--- start of THE INPUT ---
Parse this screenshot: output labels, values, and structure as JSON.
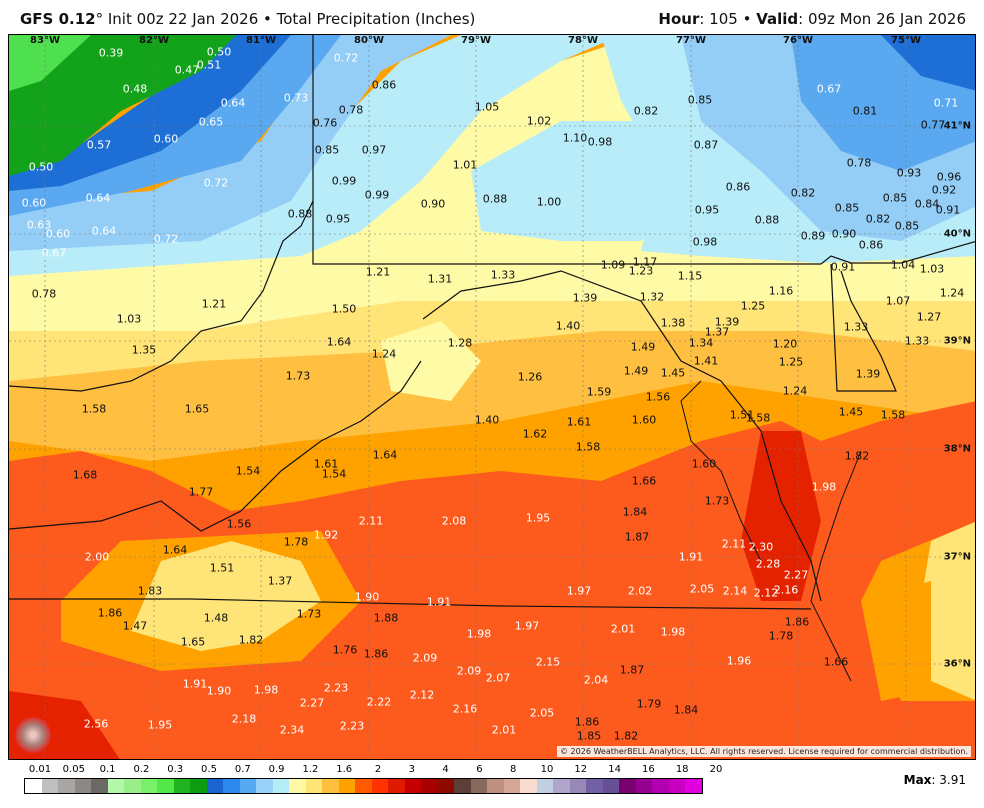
{
  "header": {
    "model": "GFS 0.12",
    "degree": "°",
    "init": " Init 00z 22 Jan 2026 • Total Precipitation (Inches)",
    "hour_label": "Hour",
    "hour": ": 105 • ",
    "valid_label": "Valid",
    "valid": ": 09z Mon 26 Jan 2026"
  },
  "longitudes": [
    "83°W",
    "82°W",
    "81°W",
    "80°W",
    "79°W",
    "78°W",
    "77°W",
    "76°W",
    "75°W"
  ],
  "latitudes": [
    "41°N",
    "40°N",
    "39°N",
    "38°N",
    "37°N",
    "36°N"
  ],
  "values": [
    "0.39",
    "0.50",
    "0.47",
    "0.51",
    "0.72",
    "0.86",
    "0.48",
    "0.64",
    "0.73",
    "0.78",
    "0.76",
    "1.05",
    "1.02",
    "0.82",
    "0.85",
    "0.67",
    "0.81",
    "0.71",
    "0.77",
    "0.57",
    "0.60",
    "0.65",
    "0.85",
    "0.97",
    "1.10",
    "0.98",
    "0.87",
    "0.78",
    "0.50",
    "1.01",
    "0.72",
    "0.99",
    "0.93",
    "0.96",
    "0.92",
    "0.86",
    "0.82",
    "0.64",
    "0.99",
    "0.90",
    "0.88",
    "1.00",
    "0.85",
    "0.85",
    "0.84",
    "0.91",
    "0.60",
    "0.95",
    "0.88",
    "0.82",
    "0.85",
    "0.88",
    "0.95",
    "0.63",
    "0.60",
    "0.64",
    "0.72",
    "0.89",
    "0.90",
    "0.86",
    "0.98",
    "0.67",
    "1.17",
    "1.09",
    "1.23",
    "1.15",
    "0.91",
    "1.04",
    "1.03",
    "1.21",
    "1.31",
    "1.33",
    "0.78",
    "1.39",
    "1.32",
    "1.16",
    "1.07",
    "1.24",
    "1.21",
    "1.50",
    "1.40",
    "1.38",
    "1.25",
    "1.39",
    "1.27",
    "1.33",
    "1.03",
    "1.64",
    "1.28",
    "1.49",
    "1.37",
    "1.34",
    "1.20",
    "1.33",
    "1.35",
    "1.24",
    "1.41",
    "1.25",
    "1.49",
    "1.45",
    "1.73",
    "1.26",
    "1.39",
    "1.24",
    "1.59",
    "1.56",
    "1.58",
    "1.65",
    "1.45",
    "1.58",
    "1.51",
    "1.58",
    "1.40",
    "1.61",
    "1.60",
    "1.62",
    "1.58",
    "1.64",
    "1.61",
    "1.54",
    "1.54",
    "1.82",
    "1.60",
    "1.68",
    "1.66",
    "1.98",
    "1.77",
    "1.73",
    "1.84",
    "2.11",
    "2.08",
    "1.95",
    "1.56",
    "1.92",
    "1.87",
    "1.78",
    "2.11",
    "2.30",
    "1.64",
    "2.00",
    "1.91",
    "2.28",
    "1.51",
    "2.27",
    "1.37",
    "1.83",
    "1.90",
    "1.97",
    "2.02",
    "2.05",
    "2.14",
    "2.12",
    "2.16",
    "1.91",
    "1.86",
    "1.73",
    "1.88",
    "1.86",
    "1.47",
    "1.48",
    "1.97",
    "2.01",
    "1.98",
    "1.78",
    "1.98",
    "1.65",
    "1.82",
    "1.76",
    "1.86",
    "2.09",
    "2.15",
    "1.96",
    "2.09",
    "2.07",
    "1.66",
    "1.87",
    "2.04",
    "1.91",
    "1.90",
    "1.98",
    "2.23",
    "2.12",
    "2.27",
    "2.22",
    "2.16",
    "1.79",
    "1.84",
    "2.05",
    "2.56",
    "1.95",
    "2.18",
    "2.34",
    "2.23",
    "1.86",
    "2.01",
    "1.85",
    "1.82"
  ],
  "copyright": "© 2026 WeatherBELL Analytics, LLC. All rights reserved. License required for commercial distribution.",
  "logo_text": "WeatherBELL",
  "legend": {
    "ticks": [
      "0.01",
      "0.05",
      "0.1",
      "0.2",
      "0.3",
      "0.5",
      "0.7",
      "0.9",
      "1.2",
      "1.6",
      "2",
      "3",
      "4",
      "6",
      "8",
      "10",
      "12",
      "14",
      "16",
      "18",
      "20"
    ],
    "colors": [
      "#ffffff",
      "#bfbfbf",
      "#a9a5a2",
      "#8c8886",
      "#6b6965",
      "#b3f7a8",
      "#99ee8a",
      "#79f06a",
      "#52e84a",
      "#20b421",
      "#0e9c12",
      "#1a64d0",
      "#2c88ec",
      "#56aaf2",
      "#99d2f8",
      "#b4ecf8",
      "#fff9a6",
      "#ffe577",
      "#ffc040",
      "#ffa200",
      "#ff5a00",
      "#ff3200",
      "#e01a00",
      "#c40000",
      "#a80000",
      "#8e0a00",
      "#5c4038",
      "#866a5c",
      "#bf9080",
      "#d4a896",
      "#f8dccf",
      "#c0d0e0",
      "#b0a6cc",
      "#9888b8",
      "#7060a4",
      "#685096",
      "#780070",
      "#960090",
      "#b000b0",
      "#c800c0",
      "#e000e0"
    ]
  },
  "max_label": "Max",
  "max_value": ": 3.91",
  "fill_colors": {
    "green_light": "#4fe04f",
    "green": "#13a31a",
    "blue_dark": "#1e6fd5",
    "blue": "#5aa8ef",
    "blue_light": "#94cdf5",
    "cyan_pale": "#b8ecf8",
    "yellow_pale": "#fffaa5",
    "yellow": "#ffe477",
    "orange_light": "#ffbf40",
    "orange": "#ffa200",
    "red_orange": "#fd5a1e",
    "red": "#e52200"
  }
}
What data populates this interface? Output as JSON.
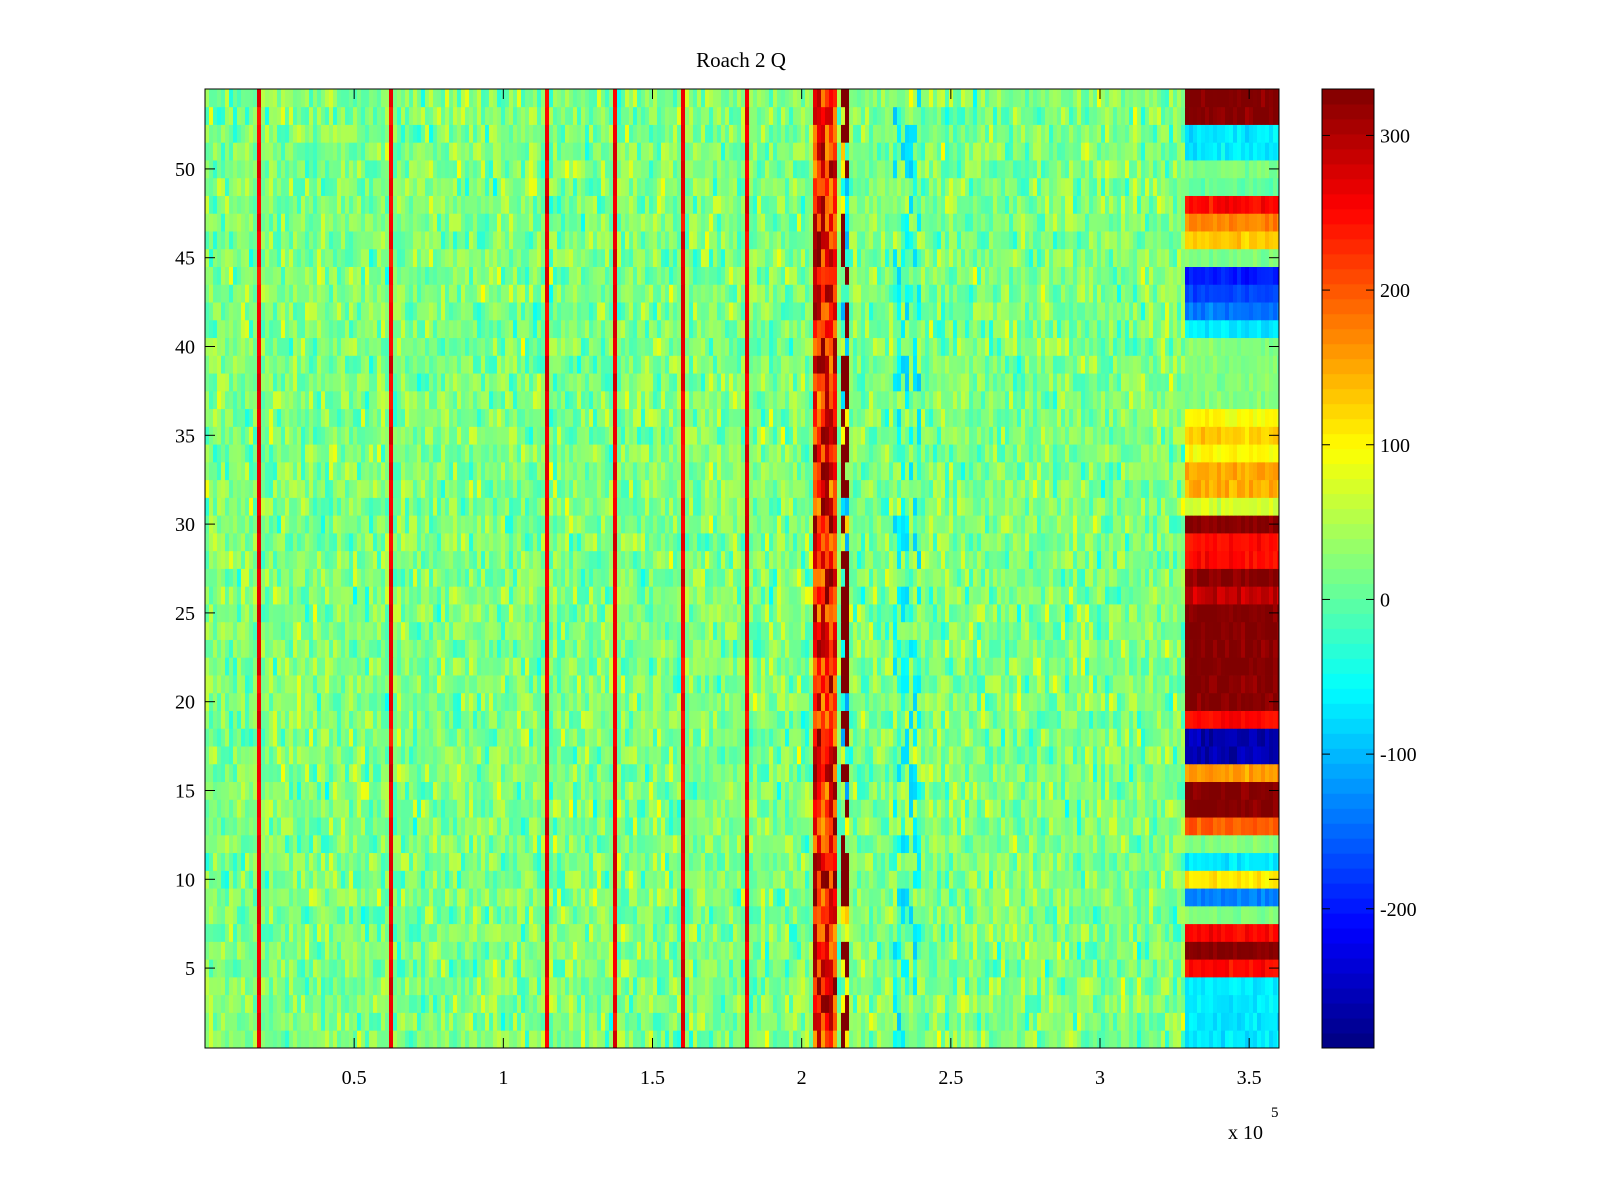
--- end of THE INPUT ---
PROBLEM TO SOLVE. Copy all lines from the listing that contain "WeatherBELL".

WRITTEN ANSWER.
  "copyright": "© 2026 WeatherBELL Analytics, LLC. All rights reserved. License required for commercial distribution.",
  "logo_text": "WeatherBELL",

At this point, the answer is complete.